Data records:
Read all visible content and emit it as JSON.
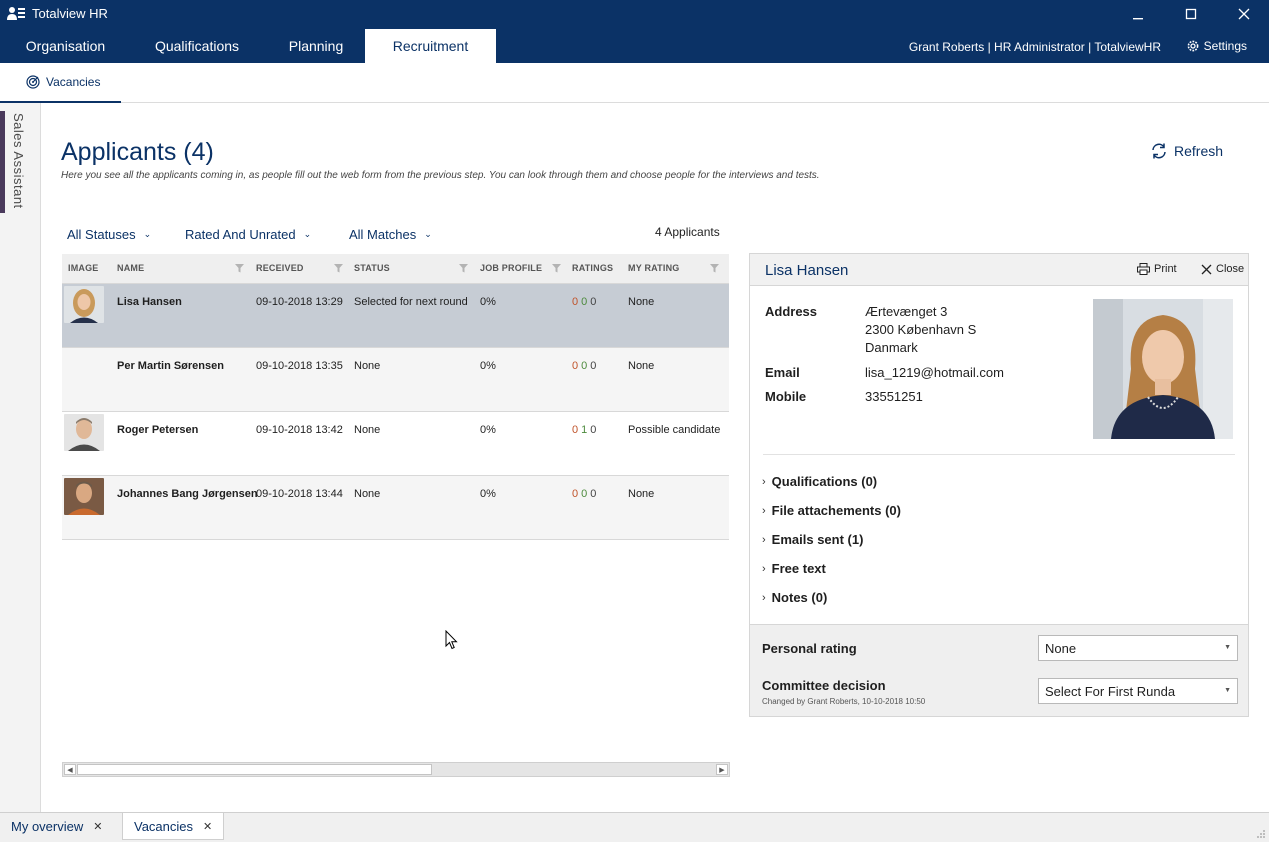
{
  "app": {
    "title": "Totalview HR"
  },
  "nav": {
    "tabs": [
      "Organisation",
      "Qualifications",
      "Planning",
      "Recruitment"
    ],
    "active": "Recruitment",
    "user": "Grant Roberts  |  HR Administrator  |  TotalviewHR",
    "settings": "Settings"
  },
  "subtabs": {
    "vacancies": "Vacancies"
  },
  "sidebar": {
    "label": "Sales Assistant"
  },
  "page": {
    "title": "Applicants (4)",
    "subtitle": "Here you see all the applicants coming in, as people fill out the web form from the previous step. You can look through them and choose people for the interviews and tests.",
    "refresh": "Refresh"
  },
  "filters": {
    "status": "All Statuses",
    "rating": "Rated And Unrated",
    "matches": "All Matches",
    "count": "4 Applicants"
  },
  "table": {
    "headers": [
      "IMAGE",
      "NAME",
      "RECEIVED",
      "STATUS",
      "JOB PROFILE",
      "RATINGS",
      "MY RATING"
    ],
    "rows": [
      {
        "name": "Lisa Hansen",
        "received": "09-10-2018 13:29",
        "status": "Selected for next round",
        "job_profile": "0%",
        "ratings": [
          "0",
          "0",
          "0"
        ],
        "my_rating": "None",
        "has_image": true
      },
      {
        "name": "Per Martin  Sørensen",
        "received": "09-10-2018 13:35",
        "status": "None",
        "job_profile": "0%",
        "ratings": [
          "0",
          "0",
          "0"
        ],
        "my_rating": "None",
        "has_image": false
      },
      {
        "name": "Roger Petersen",
        "received": "09-10-2018 13:42",
        "status": "None",
        "job_profile": "0%",
        "ratings": [
          "0",
          "1",
          "0"
        ],
        "my_rating": "Possible candidate",
        "has_image": true
      },
      {
        "name": "Johannes Bang Jørgensen",
        "received": "09-10-2018 13:44",
        "status": "None",
        "job_profile": "0%",
        "ratings": [
          "0",
          "0",
          "0"
        ],
        "my_rating": "None",
        "has_image": true
      }
    ]
  },
  "detail": {
    "name": "Lisa Hansen",
    "print": "Print",
    "close": "Close",
    "address_label": "Address",
    "address": [
      "Ærtevænget 3",
      "2300 København S",
      "Danmark"
    ],
    "email_label": "Email",
    "email": "lisa_1219@hotmail.com",
    "mobile_label": "Mobile",
    "mobile": "33551251",
    "sections": [
      "Qualifications (0)",
      "File attachements (0)",
      "Emails sent (1)",
      "Free text",
      "Notes (0)"
    ],
    "personal_rating_label": "Personal rating",
    "personal_rating_value": "None",
    "committee_label": "Committee decision",
    "committee_changed": "Changed by Grant Roberts, 10-10-2018 10:50",
    "committee_value": "Select For First Runda"
  },
  "bottom_tabs": [
    "My overview",
    "Vacancies"
  ],
  "colors": {
    "brand": "#0b3266",
    "selected_row": "#c6ccd4"
  }
}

▶ **Task brief**
Set each line of the records down exactly, leaving every picture out.

▶ **Solution to this exercise**
Read all visible content and emit it as JSON.
{
  "app": {
    "title": "Totalview HR"
  },
  "nav": {
    "tabs": [
      "Organisation",
      "Qualifications",
      "Planning",
      "Recruitment"
    ],
    "active": "Recruitment",
    "user": "Grant Roberts  |  HR Administrator  |  TotalviewHR",
    "settings": "Settings"
  },
  "subtabs": {
    "vacancies": "Vacancies"
  },
  "sidebar": {
    "label": "Sales Assistant"
  },
  "page": {
    "title": "Applicants (4)",
    "subtitle": "Here you see all the applicants coming in, as people fill out the web form from the previous step. You can look through them and choose people for the interviews and tests.",
    "refresh": "Refresh"
  },
  "filters": {
    "status": "All Statuses",
    "rating": "Rated And Unrated",
    "matches": "All Matches",
    "count": "4 Applicants"
  },
  "table": {
    "headers": [
      "IMAGE",
      "NAME",
      "RECEIVED",
      "STATUS",
      "JOB PROFILE",
      "RATINGS",
      "MY RATING"
    ],
    "rows": [
      {
        "name": "Lisa Hansen",
        "received": "09-10-2018 13:29",
        "status": "Selected for next round",
        "job_profile": "0%",
        "ratings": [
          "0",
          "0",
          "0"
        ],
        "my_rating": "None",
        "has_image": true
      },
      {
        "name": "Per Martin  Sørensen",
        "received": "09-10-2018 13:35",
        "status": "None",
        "job_profile": "0%",
        "ratings": [
          "0",
          "0",
          "0"
        ],
        "my_rating": "None",
        "has_image": false
      },
      {
        "name": "Roger Petersen",
        "received": "09-10-2018 13:42",
        "status": "None",
        "job_profile": "0%",
        "ratings": [
          "0",
          "1",
          "0"
        ],
        "my_rating": "Possible candidate",
        "has_image": true
      },
      {
        "name": "Johannes Bang Jørgensen",
        "received": "09-10-2018 13:44",
        "status": "None",
        "job_profile": "0%",
        "ratings": [
          "0",
          "0",
          "0"
        ],
        "my_rating": "None",
        "has_image": true
      }
    ]
  },
  "detail": {
    "name": "Lisa Hansen",
    "print": "Print",
    "close": "Close",
    "address_label": "Address",
    "address": [
      "Ærtevænget 3",
      "2300 København S",
      "Danmark"
    ],
    "email_label": "Email",
    "email": "lisa_1219@hotmail.com",
    "mobile_label": "Mobile",
    "mobile": "33551251",
    "sections": [
      "Qualifications (0)",
      "File attachements (0)",
      "Emails sent (1)",
      "Free text",
      "Notes (0)"
    ],
    "personal_rating_label": "Personal rating",
    "personal_rating_value": "None",
    "committee_label": "Committee decision",
    "committee_changed": "Changed by Grant Roberts, 10-10-2018 10:50",
    "committee_value": "Select For First Runda"
  },
  "bottom_tabs": [
    "My overview",
    "Vacancies"
  ],
  "colors": {
    "brand": "#0b3266",
    "selected_row": "#c6ccd4"
  }
}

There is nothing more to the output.